◆ What you need to do
Beneath this task is a listing. State how many of its lines include the string "Total", giving nothing but the number.

====================

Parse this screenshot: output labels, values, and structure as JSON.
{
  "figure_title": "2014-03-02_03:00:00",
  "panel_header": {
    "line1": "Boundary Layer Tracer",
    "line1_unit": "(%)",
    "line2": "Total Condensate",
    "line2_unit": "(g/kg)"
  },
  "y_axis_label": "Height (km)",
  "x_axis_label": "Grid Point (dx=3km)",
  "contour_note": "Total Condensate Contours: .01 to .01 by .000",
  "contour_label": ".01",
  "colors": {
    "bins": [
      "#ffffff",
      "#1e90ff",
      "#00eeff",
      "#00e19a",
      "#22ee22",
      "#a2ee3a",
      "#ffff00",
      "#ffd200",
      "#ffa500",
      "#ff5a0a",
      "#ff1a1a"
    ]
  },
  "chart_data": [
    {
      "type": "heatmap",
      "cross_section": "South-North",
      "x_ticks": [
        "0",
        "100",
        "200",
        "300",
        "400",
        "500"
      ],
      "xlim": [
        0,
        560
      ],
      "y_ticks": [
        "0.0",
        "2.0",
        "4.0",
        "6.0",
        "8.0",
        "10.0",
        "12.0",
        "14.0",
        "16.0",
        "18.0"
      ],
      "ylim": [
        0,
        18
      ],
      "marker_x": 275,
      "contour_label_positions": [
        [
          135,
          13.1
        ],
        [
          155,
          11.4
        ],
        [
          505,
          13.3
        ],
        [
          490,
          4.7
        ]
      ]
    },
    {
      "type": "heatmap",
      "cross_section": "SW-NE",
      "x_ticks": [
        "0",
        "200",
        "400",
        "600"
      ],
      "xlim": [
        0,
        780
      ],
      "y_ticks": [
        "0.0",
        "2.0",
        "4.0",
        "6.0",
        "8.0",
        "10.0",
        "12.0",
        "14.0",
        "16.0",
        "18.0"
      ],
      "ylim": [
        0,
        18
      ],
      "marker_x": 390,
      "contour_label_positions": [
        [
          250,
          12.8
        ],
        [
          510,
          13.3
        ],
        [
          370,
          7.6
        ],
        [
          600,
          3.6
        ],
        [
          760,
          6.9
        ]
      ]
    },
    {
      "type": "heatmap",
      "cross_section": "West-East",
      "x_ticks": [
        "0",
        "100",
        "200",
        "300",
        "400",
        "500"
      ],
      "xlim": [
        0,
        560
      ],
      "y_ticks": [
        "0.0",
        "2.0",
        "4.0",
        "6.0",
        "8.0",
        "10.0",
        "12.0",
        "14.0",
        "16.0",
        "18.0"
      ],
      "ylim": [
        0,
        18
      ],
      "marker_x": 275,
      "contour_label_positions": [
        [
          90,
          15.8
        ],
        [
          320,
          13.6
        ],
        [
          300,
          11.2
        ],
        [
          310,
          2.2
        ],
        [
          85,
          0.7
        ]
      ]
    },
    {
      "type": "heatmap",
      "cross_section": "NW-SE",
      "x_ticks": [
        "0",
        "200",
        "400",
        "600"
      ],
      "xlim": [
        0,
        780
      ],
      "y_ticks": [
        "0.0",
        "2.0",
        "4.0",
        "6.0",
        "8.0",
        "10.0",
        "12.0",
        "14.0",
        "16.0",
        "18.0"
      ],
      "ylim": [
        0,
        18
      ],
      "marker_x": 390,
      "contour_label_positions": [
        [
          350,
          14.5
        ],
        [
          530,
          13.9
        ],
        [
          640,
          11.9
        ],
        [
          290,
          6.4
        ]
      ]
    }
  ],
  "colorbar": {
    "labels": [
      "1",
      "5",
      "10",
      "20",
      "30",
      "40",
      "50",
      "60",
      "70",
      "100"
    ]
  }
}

====================

◆ Result of this task
2